» Instruction:
Transcribe every entry word for word, but skip the images.

» Records for the exercise:
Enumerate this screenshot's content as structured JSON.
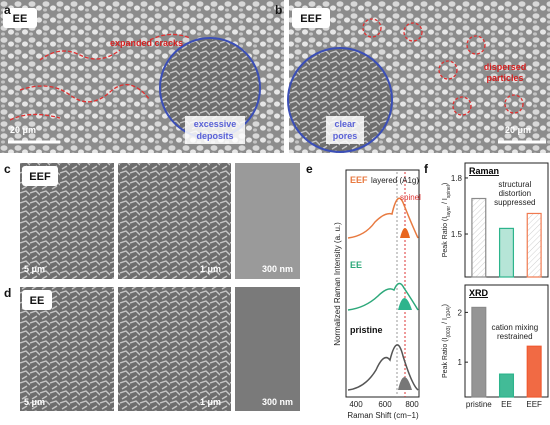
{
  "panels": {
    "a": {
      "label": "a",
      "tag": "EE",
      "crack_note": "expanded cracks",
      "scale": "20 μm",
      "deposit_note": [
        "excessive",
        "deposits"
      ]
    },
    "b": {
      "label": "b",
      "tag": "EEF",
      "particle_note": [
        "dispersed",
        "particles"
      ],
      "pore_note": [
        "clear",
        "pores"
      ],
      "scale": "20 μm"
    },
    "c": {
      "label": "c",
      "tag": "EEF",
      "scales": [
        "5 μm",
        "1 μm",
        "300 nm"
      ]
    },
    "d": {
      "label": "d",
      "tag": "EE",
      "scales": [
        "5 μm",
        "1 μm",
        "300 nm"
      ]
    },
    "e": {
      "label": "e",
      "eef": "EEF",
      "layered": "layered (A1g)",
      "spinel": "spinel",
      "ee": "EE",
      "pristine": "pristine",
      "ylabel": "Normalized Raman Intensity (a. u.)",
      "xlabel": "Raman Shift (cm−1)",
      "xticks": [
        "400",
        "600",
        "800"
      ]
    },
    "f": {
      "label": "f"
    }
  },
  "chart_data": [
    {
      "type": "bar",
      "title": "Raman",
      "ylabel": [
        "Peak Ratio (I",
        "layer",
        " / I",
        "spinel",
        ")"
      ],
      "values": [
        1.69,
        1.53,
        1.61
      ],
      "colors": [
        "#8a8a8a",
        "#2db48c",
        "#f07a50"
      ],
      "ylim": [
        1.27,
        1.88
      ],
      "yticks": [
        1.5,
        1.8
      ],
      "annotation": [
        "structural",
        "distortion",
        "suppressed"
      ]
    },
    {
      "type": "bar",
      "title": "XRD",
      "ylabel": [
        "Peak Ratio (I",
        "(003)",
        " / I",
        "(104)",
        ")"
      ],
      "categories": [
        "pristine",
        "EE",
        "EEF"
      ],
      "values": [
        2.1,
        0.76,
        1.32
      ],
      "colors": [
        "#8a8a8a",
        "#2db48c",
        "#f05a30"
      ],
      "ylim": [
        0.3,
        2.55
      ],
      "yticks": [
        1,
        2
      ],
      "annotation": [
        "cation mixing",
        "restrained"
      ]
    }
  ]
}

» Result:
Enumerate this screenshot's content as structured JSON.
{
  "panels": {
    "a": {
      "label": "a",
      "tag": "EE",
      "crack_note": "expanded cracks",
      "scale": "20 μm",
      "deposit_note": [
        "excessive",
        "deposits"
      ]
    },
    "b": {
      "label": "b",
      "tag": "EEF",
      "particle_note": [
        "dispersed",
        "particles"
      ],
      "pore_note": [
        "clear",
        "pores"
      ],
      "scale": "20 μm"
    },
    "c": {
      "label": "c",
      "tag": "EEF",
      "scales": [
        "5 μm",
        "1 μm",
        "300 nm"
      ]
    },
    "d": {
      "label": "d",
      "tag": "EE",
      "scales": [
        "5 μm",
        "1 μm",
        "300 nm"
      ]
    },
    "e": {
      "label": "e",
      "eef": "EEF",
      "layered": "layered (A1g)",
      "spinel": "spinel",
      "ee": "EE",
      "pristine": "pristine",
      "ylabel": "Normalized Raman Intensity (a. u.)",
      "xlabel": "Raman Shift (cm−1)",
      "xticks": [
        "400",
        "600",
        "800"
      ]
    },
    "f": {
      "label": "f"
    }
  },
  "chart_data": [
    {
      "type": "bar",
      "title": "Raman",
      "ylabel": [
        "Peak Ratio (I",
        "layer",
        " / I",
        "spinel",
        ")"
      ],
      "values": [
        1.69,
        1.53,
        1.61
      ],
      "colors": [
        "#8a8a8a",
        "#2db48c",
        "#f07a50"
      ],
      "ylim": [
        1.27,
        1.88
      ],
      "yticks": [
        1.5,
        1.8
      ],
      "annotation": [
        "structural",
        "distortion",
        "suppressed"
      ]
    },
    {
      "type": "bar",
      "title": "XRD",
      "ylabel": [
        "Peak Ratio (I",
        "(003)",
        " / I",
        "(104)",
        ")"
      ],
      "categories": [
        "pristine",
        "EE",
        "EEF"
      ],
      "values": [
        2.1,
        0.76,
        1.32
      ],
      "colors": [
        "#8a8a8a",
        "#2db48c",
        "#f05a30"
      ],
      "ylim": [
        0.3,
        2.55
      ],
      "yticks": [
        1,
        2
      ],
      "annotation": [
        "cation mixing",
        "restrained"
      ]
    }
  ]
}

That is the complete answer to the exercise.